● **DIRECTIVE**
Reading the listing below, count the lines that contain the word "чувствительности" and give that count alone.

Collection entries
..............................

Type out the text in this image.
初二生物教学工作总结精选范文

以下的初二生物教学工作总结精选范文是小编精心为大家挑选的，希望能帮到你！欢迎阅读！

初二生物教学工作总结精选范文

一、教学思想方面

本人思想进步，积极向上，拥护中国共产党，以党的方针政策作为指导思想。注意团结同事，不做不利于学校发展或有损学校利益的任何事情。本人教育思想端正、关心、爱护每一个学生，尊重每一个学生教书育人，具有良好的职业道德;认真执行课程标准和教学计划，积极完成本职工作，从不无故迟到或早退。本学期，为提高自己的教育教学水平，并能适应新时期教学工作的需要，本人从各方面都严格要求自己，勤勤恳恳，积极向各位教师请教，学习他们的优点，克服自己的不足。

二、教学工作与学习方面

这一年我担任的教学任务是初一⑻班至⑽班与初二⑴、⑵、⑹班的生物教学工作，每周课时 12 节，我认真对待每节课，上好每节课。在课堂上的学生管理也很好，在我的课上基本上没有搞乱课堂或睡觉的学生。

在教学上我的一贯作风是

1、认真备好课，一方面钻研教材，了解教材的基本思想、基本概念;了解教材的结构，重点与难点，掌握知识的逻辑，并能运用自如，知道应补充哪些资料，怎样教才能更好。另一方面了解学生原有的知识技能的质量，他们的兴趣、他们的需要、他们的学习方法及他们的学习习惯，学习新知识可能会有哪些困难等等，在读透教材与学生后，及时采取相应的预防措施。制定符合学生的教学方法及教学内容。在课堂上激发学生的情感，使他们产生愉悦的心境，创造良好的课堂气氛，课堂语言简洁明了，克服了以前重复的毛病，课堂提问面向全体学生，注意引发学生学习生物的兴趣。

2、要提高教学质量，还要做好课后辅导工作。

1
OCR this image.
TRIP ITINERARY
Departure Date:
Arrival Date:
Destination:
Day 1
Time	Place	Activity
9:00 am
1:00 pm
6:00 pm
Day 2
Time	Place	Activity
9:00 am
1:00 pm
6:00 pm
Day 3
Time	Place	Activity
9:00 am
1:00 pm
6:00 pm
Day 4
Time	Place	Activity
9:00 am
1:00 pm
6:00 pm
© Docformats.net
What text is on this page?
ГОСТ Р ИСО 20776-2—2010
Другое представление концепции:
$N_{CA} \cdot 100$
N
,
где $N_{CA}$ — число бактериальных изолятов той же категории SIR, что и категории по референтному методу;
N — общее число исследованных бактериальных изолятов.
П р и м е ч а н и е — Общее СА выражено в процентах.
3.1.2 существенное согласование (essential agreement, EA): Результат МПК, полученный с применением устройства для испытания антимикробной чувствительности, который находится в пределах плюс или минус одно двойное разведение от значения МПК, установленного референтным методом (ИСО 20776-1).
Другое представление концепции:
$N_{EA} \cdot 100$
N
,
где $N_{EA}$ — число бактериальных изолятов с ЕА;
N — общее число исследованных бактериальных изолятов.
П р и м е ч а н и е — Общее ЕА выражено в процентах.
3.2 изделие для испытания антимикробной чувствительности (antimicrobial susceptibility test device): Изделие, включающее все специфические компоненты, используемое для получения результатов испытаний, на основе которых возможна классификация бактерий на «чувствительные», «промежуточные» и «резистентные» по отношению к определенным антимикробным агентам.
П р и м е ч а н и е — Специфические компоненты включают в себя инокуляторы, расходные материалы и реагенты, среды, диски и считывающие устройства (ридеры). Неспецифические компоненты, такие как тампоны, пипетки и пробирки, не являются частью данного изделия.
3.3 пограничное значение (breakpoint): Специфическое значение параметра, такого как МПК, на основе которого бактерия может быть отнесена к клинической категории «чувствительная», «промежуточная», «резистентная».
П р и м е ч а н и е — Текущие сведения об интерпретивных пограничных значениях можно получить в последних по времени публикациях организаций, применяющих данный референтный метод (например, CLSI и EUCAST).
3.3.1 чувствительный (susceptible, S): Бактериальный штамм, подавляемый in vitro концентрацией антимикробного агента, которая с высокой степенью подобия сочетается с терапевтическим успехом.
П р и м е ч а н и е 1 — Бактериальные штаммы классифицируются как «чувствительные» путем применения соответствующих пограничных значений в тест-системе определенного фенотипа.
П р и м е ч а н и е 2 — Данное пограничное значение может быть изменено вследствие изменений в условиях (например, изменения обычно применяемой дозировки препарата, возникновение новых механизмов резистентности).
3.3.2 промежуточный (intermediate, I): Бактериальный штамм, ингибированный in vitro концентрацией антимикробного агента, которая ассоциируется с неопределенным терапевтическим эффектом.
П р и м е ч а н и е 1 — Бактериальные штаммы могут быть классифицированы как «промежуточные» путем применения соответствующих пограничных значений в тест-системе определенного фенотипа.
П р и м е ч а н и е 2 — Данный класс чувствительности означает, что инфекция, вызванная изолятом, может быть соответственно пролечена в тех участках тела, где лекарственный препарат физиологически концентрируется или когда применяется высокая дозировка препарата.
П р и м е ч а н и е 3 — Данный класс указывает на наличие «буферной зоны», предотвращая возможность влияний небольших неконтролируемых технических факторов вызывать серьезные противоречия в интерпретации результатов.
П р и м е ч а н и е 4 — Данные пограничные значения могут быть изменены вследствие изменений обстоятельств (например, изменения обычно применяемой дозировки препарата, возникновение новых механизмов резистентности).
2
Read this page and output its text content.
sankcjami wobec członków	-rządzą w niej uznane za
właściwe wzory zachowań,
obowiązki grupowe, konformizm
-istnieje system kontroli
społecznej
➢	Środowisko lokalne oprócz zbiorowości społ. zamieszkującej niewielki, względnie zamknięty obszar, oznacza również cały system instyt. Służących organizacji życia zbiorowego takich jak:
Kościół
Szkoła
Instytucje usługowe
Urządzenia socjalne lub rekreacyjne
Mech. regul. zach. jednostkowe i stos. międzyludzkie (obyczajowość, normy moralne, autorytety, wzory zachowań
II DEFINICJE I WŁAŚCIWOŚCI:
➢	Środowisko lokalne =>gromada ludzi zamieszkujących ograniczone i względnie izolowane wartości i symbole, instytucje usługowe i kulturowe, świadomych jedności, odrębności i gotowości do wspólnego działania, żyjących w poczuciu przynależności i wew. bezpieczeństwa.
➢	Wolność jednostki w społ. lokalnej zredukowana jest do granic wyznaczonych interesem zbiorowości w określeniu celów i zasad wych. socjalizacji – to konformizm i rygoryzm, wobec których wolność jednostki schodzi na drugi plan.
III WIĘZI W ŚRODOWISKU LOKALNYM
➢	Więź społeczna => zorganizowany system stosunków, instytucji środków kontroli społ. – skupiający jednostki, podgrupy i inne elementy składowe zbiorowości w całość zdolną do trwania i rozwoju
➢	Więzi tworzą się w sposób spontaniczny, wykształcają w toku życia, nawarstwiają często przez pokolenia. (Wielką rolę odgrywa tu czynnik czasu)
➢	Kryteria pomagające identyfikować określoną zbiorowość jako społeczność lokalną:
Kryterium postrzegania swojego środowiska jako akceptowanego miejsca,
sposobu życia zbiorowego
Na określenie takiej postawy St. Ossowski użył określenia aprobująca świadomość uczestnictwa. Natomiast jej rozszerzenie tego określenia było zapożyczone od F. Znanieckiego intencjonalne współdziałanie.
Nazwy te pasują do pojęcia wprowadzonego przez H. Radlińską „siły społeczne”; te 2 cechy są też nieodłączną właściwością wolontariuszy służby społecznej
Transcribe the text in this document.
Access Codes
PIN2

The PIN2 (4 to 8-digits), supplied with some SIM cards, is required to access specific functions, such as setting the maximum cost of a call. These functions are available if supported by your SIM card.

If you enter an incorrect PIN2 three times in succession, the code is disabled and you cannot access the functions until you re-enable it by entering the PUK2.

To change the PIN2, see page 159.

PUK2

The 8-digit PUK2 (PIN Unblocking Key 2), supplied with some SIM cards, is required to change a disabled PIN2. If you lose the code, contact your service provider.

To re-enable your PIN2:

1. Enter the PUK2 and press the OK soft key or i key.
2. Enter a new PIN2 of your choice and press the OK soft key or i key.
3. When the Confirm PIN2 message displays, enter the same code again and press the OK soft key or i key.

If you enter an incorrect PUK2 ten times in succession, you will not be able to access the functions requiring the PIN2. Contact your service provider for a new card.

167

..............................

● **ANSWER TO THIS TASK**
3